> EXERCISE DESCRIPTION:
Leaving out the pictures, retype all the material exactly.

> INPUT FOR THIS TASK:

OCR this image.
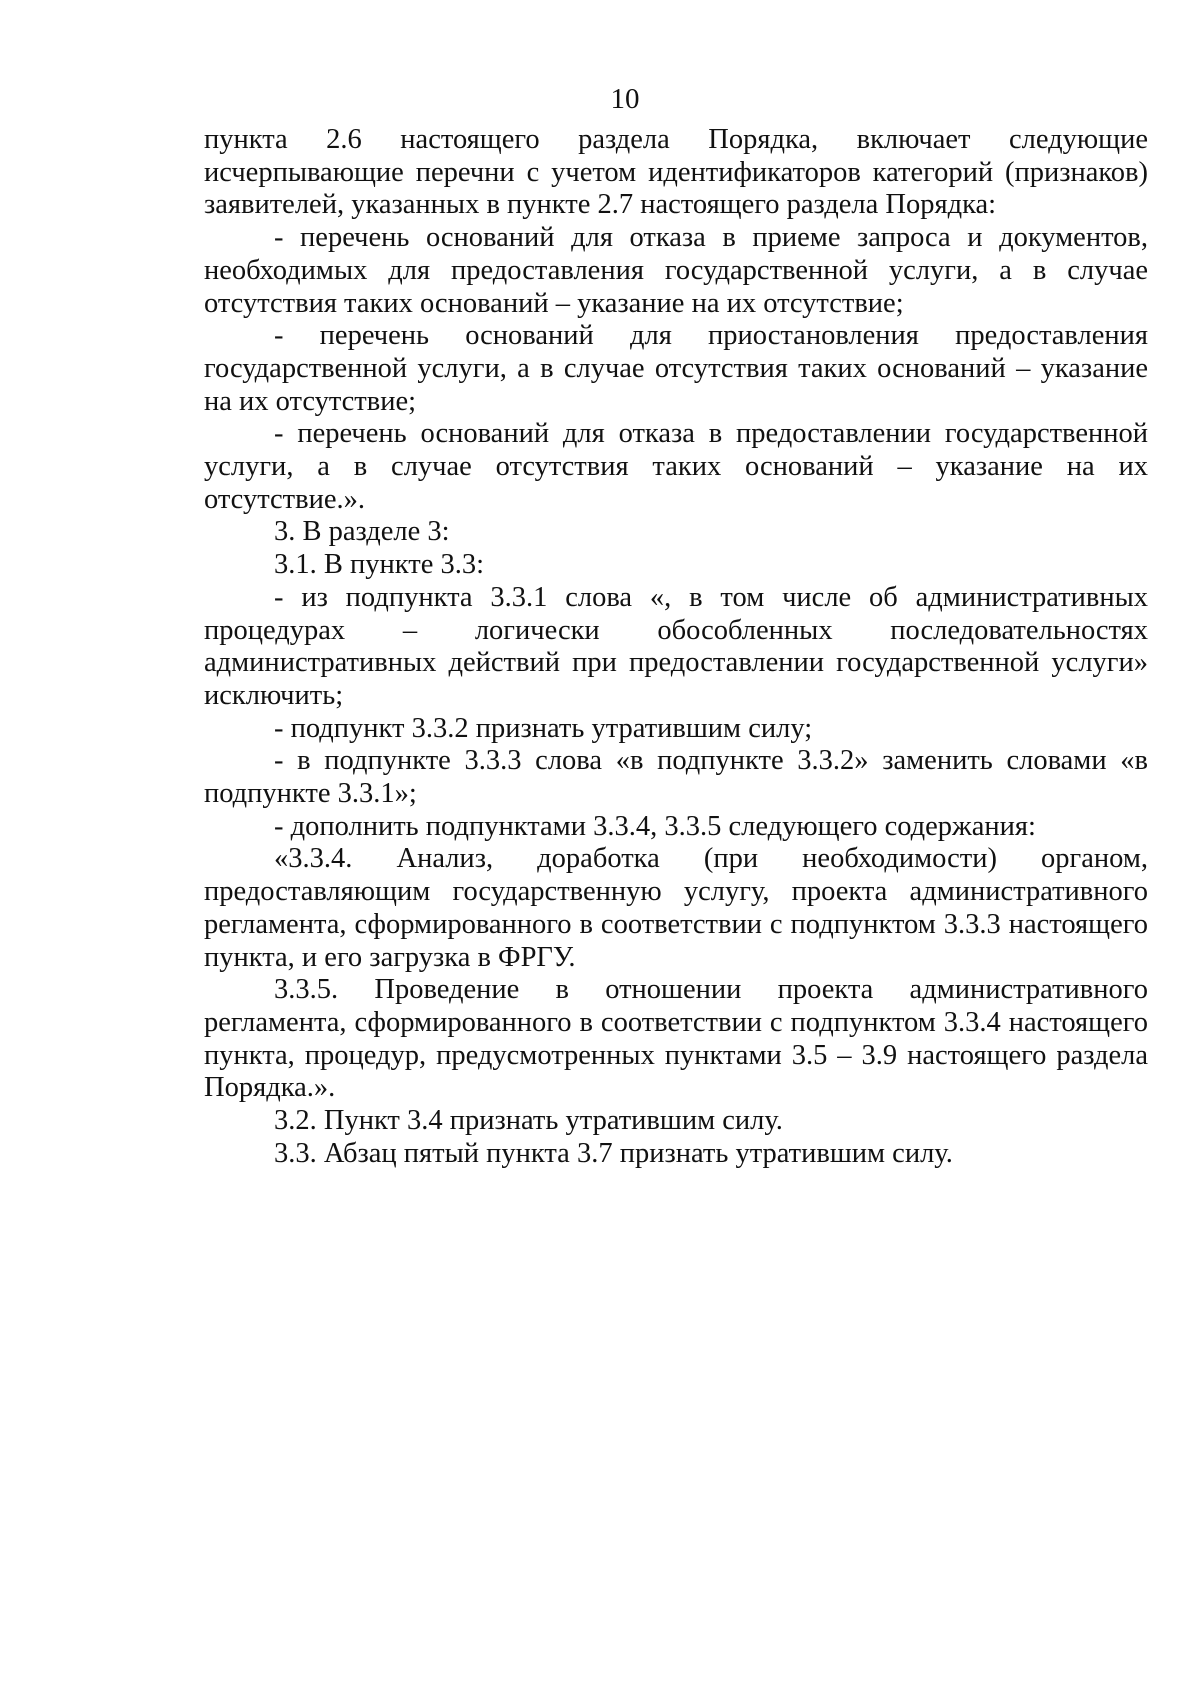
10

пункта 2.6 настоящего раздела Порядка, включает следующие исчерпывающие перечни с учетом идентификаторов категорий (признаков) заявителей, указанных в пункте 2.7 настоящего раздела Порядка:

- перечень оснований для отказа в приеме запроса и документов, необходимых для предоставления государственной услуги, а в случае отсутствия таких оснований – указание на их отсутствие;

- перечень оснований для приостановления предоставления государственной услуги, а в случае отсутствия таких оснований – указание на их отсутствие;

- перечень оснований для отказа в предоставлении государственной услуги, а в случае отсутствия таких оснований – указание на их отсутствие.».

3. В разделе 3:

3.1. В пункте 3.3:

- из подпункта 3.3.1 слова «, в том числе об административных процедурах – логически обособленных последовательностях административных действий при предоставлении государственной услуги» исключить;

- подпункт 3.3.2 признать утратившим силу;

- в подпункте 3.3.3 слова «в подпункте 3.3.2» заменить словами «в подпункте 3.3.1»;

- дополнить подпунктами 3.3.4, 3.3.5 следующего содержания:

«3.3.4. Анализ, доработка (при необходимости) органом, предоставляющим государственную услугу, проекта административного регламента, сформированного в соответствии с подпунктом 3.3.3 настоящего пункта, и его загрузка в ФРГУ.

3.3.5. Проведение в отношении проекта административного регламента, сформированного в соответствии с подпунктом 3.3.4 настоящего пункта, процедур, предусмотренных пунктами 3.5 – 3.9 настоящего раздела Порядка.».

3.2. Пункт 3.4 признать утратившим силу.

3.3. Абзац пятый пункта 3.7 признать утратившим силу.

> TASK RESULT:
OCR this image.
10

пункта 2.6 настоящего раздела Порядка, включает следующие исчерпывающие перечни с учетом идентификаторов категорий (признаков) заявителей, указанных в пункте 2.7 настоящего раздела Порядка:

- перечень оснований для отказа в приеме запроса и документов, необходимых для предоставления государственной услуги, а в случае отсутствия таких оснований – указание на их отсутствие;

- перечень оснований для приостановления предоставления государственной услуги, а в случае отсутствия таких оснований – указание на их отсутствие;

- перечень оснований для отказа в предоставлении государственной услуги, а в случае отсутствия таких оснований – указание на их отсутствие.».

3. В разделе 3:

3.1. В пункте 3.3:

- из подпункта 3.3.1 слова «, в том числе об административных процедурах – логически обособленных последовательностях административных действий при предоставлении государственной услуги» исключить;

- подпункт 3.3.2 признать утратившим силу;

- в подпункте 3.3.3 слова «в подпункте 3.3.2» заменить словами «в подпункте 3.3.1»;

- дополнить подпунктами 3.3.4, 3.3.5 следующего содержания:

«3.3.4. Анализ, доработка (при необходимости) органом, предоставляющим государственную услугу, проекта административного регламента, сформированного в соответствии с подпунктом 3.3.3 настоящего пункта, и его загрузка в ФРГУ.

3.3.5. Проведение в отношении проекта административного регламента, сформированного в соответствии с подпунктом 3.3.4 настоящего пункта, процедур, предусмотренных пунктами 3.5 – 3.9 настоящего раздела Порядка.».

3.2. Пункт 3.4 признать утратившим силу.

3.3. Абзац пятый пункта 3.7 признать утратившим силу.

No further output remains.